**The task:** Collect every line of the records below that contains the word "Vaswani".

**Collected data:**
..........
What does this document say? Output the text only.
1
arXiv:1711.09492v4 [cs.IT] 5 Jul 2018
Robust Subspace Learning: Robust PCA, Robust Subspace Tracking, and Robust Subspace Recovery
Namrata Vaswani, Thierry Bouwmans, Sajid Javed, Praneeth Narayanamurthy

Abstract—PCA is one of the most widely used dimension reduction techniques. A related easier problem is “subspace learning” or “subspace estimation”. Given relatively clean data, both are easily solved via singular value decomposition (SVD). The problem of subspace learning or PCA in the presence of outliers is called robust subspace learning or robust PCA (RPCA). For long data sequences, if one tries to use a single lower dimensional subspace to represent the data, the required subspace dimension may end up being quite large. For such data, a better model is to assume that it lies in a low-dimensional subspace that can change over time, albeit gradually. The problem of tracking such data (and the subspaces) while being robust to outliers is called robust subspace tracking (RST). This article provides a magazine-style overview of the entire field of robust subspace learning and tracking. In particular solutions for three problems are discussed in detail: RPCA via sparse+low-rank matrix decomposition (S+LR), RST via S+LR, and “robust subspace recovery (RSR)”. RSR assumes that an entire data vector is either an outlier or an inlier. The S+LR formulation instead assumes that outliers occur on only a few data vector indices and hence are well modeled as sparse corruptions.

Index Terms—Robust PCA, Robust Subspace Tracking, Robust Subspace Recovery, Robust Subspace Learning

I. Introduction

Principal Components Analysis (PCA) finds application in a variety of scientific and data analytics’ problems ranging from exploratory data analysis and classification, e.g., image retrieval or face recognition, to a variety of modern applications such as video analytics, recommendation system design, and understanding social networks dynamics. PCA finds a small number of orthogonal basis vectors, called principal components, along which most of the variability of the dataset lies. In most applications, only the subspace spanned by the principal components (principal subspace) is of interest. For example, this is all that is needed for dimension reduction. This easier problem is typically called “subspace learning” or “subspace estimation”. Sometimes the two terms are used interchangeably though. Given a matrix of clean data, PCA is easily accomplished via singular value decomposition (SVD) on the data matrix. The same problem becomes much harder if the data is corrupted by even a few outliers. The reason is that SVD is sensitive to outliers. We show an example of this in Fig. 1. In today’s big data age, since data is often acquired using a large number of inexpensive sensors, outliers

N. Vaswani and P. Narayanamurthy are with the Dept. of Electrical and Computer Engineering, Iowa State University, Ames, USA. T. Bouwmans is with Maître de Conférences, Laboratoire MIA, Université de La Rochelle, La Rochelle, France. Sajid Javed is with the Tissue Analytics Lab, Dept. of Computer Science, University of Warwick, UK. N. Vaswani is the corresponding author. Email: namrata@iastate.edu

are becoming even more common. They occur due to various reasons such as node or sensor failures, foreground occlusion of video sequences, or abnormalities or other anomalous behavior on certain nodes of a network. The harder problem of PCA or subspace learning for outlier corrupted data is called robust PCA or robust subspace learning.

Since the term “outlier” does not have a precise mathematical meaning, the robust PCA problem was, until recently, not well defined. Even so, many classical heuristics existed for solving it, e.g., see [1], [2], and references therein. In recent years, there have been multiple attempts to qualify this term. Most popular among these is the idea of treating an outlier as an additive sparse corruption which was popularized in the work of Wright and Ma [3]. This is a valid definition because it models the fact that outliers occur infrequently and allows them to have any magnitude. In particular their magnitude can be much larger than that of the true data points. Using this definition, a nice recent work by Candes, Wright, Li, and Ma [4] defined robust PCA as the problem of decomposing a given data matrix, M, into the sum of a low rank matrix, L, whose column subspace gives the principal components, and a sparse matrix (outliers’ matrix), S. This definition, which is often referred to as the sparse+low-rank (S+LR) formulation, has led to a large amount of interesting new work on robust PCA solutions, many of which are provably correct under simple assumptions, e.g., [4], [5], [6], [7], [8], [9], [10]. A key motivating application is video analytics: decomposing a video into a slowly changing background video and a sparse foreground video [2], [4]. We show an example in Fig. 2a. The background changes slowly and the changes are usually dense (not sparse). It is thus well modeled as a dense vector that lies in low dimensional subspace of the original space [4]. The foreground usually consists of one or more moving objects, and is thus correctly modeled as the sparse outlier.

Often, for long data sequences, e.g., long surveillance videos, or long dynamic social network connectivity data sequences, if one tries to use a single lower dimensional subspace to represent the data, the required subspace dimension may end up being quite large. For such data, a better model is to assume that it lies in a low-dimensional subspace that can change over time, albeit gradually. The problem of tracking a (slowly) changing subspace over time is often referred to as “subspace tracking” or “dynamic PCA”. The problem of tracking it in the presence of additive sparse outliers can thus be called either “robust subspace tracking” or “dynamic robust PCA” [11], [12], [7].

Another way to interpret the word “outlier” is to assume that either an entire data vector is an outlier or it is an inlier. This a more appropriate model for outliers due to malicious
..........
**Task solution:**
Namrata Vaswani, Thierry Bouwmans, Sajid Javed, Praneeth Narayanamurthy
N. Vaswani and P. Narayanamurthy are with the Dept. of Electrical and Computer Engineering, Iowa State University, Ames, USA. T. Bouwmans is with Maître de Conférences, Laboratoire MIA, Université de La Rochelle, La Rochelle, France. Sajid Javed is with the Tissue Analytics Lab, Dept. of Computer Science, University of Warwick, UK. N. Vaswani is the corresponding author. Email: namrata@iastate.edu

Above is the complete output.